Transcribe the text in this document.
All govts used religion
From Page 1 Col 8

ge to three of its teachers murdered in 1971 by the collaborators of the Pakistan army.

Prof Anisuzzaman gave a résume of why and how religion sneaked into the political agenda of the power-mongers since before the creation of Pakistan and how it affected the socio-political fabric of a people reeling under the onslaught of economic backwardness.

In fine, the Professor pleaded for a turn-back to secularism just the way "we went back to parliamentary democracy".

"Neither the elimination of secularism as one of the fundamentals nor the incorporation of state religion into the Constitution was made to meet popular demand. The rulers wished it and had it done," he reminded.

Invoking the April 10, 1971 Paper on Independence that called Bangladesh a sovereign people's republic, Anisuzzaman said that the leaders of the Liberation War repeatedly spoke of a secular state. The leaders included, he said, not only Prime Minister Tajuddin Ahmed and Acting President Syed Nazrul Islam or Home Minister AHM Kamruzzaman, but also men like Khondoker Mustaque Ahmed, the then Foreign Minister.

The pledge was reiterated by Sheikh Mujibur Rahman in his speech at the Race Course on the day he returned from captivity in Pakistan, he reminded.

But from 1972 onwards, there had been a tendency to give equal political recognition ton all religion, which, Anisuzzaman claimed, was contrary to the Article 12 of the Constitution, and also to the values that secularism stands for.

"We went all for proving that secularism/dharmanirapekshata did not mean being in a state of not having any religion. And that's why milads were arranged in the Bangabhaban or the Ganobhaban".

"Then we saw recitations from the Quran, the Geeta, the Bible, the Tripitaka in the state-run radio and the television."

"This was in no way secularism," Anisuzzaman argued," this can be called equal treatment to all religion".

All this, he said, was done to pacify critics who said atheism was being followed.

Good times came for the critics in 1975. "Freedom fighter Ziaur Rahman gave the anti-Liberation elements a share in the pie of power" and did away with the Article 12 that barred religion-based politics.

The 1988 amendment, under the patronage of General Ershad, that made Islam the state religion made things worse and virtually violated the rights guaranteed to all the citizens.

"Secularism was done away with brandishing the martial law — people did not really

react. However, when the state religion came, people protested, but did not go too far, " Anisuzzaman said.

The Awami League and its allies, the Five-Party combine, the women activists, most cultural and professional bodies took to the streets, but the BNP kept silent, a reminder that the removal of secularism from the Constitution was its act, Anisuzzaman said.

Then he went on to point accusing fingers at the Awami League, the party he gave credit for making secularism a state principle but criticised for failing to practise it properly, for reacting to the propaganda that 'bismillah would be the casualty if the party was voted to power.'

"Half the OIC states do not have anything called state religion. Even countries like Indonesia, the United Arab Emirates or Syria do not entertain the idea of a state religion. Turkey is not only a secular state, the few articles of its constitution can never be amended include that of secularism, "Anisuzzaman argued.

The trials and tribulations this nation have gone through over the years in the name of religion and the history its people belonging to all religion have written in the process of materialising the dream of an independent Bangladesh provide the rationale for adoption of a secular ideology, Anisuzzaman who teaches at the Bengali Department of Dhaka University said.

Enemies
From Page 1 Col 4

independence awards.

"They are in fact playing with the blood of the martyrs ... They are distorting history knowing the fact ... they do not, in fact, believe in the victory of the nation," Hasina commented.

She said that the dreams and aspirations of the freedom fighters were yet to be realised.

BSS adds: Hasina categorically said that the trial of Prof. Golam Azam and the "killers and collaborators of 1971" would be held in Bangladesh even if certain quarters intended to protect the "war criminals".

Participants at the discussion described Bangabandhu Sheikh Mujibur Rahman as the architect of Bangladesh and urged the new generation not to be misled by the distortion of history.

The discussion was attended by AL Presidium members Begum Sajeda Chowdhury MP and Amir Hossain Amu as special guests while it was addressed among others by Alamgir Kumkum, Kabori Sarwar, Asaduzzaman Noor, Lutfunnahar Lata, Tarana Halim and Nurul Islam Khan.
^^^^
**OBJECTIVE**
Only lines that contain the word "were" are wanted; copy each of them.

**TASK RESPONSE**
"We went all for proving that secularism/dharmanirapekshata did not mean being in a state of not having any religion. And that's why milads were arranged in the Bangabhaban or the Ganobhaban".
She said that the dreams and aspirations of the freedom fighters were yet to be realised.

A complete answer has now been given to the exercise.